#### [Your instructions]
Below are some records. Say in a single number how many of their lines include the word "this".

#### [Data for the task]
# # # # # # #

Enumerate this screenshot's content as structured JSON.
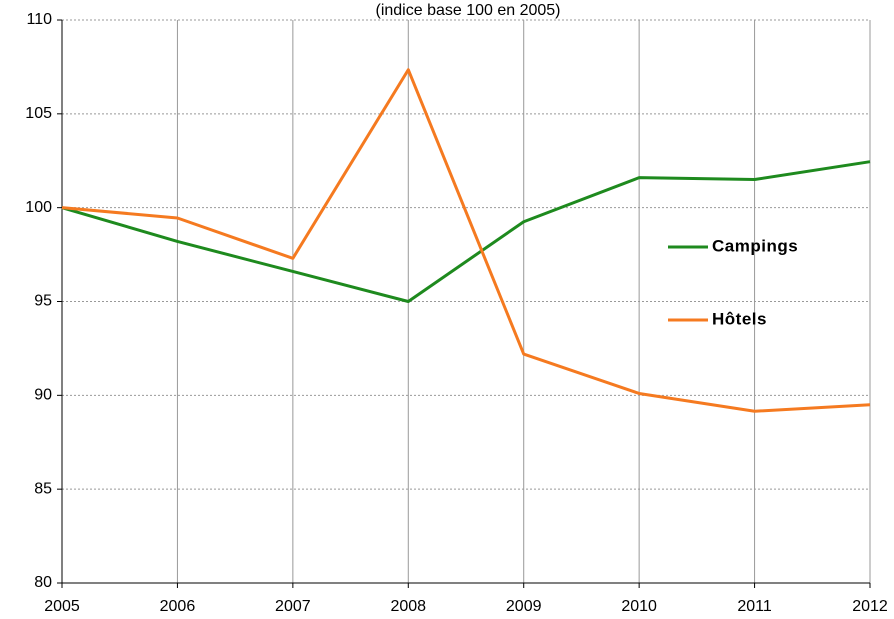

# # # # # # #

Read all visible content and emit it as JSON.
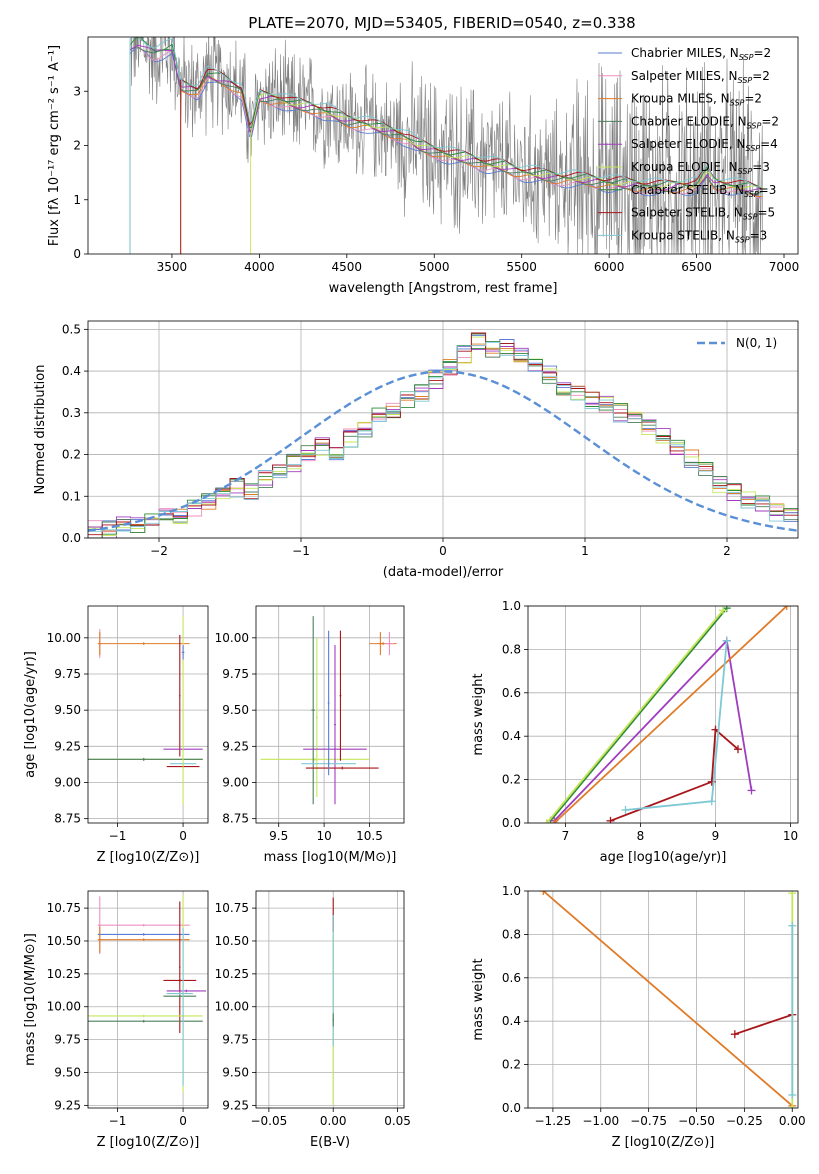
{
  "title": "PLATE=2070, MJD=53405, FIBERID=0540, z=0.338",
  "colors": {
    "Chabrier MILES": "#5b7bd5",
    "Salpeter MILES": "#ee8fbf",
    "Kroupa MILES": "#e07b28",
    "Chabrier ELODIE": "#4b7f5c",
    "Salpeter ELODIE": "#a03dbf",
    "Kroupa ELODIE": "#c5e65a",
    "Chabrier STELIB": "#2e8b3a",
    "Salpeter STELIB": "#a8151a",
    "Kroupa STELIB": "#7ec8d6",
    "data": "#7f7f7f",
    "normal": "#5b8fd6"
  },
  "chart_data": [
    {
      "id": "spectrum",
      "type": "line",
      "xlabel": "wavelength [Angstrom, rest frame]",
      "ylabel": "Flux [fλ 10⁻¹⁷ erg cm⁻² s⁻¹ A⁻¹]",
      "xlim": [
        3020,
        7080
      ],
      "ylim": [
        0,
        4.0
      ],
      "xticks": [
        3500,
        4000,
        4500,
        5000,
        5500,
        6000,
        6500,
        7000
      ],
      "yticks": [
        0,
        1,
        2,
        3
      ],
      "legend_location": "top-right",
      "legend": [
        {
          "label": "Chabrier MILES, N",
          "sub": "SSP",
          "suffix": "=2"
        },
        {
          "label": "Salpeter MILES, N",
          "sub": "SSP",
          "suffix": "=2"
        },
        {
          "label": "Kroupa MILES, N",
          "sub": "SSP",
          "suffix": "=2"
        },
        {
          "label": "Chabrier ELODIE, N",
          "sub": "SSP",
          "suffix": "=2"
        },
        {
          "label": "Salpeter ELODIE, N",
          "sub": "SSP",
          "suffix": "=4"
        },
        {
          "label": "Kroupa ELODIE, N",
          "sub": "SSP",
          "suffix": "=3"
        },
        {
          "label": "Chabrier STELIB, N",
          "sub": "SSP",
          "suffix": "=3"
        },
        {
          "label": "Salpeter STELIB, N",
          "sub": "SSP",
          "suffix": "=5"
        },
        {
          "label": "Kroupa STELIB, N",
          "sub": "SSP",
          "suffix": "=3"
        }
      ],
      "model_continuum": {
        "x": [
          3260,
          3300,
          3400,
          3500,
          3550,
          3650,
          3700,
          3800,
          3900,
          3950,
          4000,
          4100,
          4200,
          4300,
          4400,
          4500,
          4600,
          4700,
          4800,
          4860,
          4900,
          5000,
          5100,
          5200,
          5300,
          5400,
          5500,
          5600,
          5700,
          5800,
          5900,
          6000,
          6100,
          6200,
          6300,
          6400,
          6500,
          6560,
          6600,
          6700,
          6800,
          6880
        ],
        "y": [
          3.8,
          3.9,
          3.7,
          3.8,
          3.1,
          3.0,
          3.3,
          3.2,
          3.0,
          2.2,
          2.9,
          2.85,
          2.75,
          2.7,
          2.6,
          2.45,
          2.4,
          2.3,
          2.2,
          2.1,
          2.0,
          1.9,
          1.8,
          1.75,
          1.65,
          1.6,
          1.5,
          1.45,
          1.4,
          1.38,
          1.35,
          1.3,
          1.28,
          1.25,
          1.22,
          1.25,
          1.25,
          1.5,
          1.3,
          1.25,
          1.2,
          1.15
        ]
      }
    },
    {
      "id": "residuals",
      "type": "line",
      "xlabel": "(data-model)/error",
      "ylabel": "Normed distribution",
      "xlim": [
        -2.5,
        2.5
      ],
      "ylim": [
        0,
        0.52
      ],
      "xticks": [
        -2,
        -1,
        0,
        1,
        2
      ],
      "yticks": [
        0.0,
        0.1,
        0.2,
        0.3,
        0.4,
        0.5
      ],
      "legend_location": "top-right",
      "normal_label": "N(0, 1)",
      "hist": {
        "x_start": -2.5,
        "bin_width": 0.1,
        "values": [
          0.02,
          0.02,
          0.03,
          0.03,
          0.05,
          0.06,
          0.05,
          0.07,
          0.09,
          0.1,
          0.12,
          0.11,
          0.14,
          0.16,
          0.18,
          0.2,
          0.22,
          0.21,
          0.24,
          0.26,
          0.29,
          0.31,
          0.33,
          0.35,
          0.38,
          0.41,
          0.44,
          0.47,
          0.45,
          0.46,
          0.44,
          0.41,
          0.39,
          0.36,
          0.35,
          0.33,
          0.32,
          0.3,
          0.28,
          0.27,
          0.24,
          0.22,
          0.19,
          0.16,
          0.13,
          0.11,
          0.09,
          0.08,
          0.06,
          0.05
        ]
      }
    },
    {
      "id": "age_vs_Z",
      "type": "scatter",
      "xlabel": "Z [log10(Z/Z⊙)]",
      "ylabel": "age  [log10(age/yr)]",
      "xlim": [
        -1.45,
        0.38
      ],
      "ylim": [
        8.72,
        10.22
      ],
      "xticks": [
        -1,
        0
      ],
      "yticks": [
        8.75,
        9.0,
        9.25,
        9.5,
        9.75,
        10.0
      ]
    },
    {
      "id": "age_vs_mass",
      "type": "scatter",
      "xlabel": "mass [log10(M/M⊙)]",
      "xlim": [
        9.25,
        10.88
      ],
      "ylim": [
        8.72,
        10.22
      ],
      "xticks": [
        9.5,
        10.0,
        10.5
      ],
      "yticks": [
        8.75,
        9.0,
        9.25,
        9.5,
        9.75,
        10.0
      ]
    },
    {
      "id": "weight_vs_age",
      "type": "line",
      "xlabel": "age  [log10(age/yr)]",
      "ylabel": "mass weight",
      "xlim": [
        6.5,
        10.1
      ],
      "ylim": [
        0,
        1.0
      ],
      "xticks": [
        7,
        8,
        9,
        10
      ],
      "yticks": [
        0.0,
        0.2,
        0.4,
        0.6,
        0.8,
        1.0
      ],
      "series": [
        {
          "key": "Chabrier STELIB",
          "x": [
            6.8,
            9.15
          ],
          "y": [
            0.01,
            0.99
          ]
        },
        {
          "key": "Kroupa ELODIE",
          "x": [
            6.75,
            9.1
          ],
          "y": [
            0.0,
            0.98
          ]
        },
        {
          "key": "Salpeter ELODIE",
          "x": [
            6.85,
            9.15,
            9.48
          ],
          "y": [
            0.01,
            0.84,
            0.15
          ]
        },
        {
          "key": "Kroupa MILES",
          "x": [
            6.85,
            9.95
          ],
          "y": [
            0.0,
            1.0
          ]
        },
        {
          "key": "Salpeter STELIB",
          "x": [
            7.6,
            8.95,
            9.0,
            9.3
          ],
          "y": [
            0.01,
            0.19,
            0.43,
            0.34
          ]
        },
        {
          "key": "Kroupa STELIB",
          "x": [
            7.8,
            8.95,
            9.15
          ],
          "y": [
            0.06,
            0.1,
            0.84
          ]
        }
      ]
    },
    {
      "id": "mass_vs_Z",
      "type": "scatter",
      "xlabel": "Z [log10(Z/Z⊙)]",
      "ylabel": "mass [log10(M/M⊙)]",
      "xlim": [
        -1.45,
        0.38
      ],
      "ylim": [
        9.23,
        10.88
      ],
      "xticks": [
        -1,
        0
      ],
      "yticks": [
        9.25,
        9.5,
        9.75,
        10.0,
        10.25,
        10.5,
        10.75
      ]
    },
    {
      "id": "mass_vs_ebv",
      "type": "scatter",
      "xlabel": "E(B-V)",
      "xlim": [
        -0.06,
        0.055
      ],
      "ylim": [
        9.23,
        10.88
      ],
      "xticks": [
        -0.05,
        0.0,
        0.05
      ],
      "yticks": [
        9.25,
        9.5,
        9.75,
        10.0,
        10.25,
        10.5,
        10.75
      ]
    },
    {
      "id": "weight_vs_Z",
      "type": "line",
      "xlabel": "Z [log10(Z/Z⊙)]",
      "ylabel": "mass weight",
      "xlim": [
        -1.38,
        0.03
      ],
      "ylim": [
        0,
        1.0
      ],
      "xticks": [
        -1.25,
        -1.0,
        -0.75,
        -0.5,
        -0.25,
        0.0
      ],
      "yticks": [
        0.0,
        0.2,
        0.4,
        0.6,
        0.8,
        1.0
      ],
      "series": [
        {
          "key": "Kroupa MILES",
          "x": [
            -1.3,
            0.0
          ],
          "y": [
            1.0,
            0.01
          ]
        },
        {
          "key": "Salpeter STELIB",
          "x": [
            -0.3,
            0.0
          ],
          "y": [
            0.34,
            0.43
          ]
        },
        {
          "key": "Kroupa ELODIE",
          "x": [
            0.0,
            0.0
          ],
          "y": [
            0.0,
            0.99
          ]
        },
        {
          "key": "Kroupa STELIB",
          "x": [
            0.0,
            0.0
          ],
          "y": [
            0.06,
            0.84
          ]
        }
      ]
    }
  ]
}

# # # # # # #

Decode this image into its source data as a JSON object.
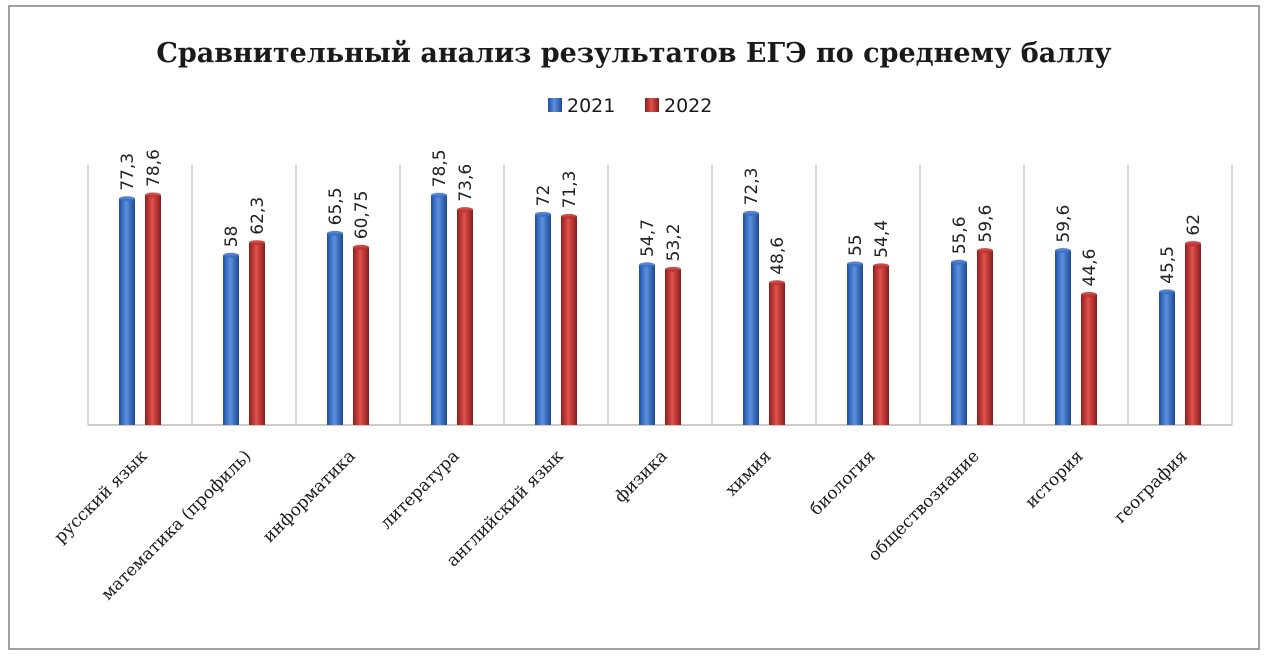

# # # # # # #

#### [Completed task]
2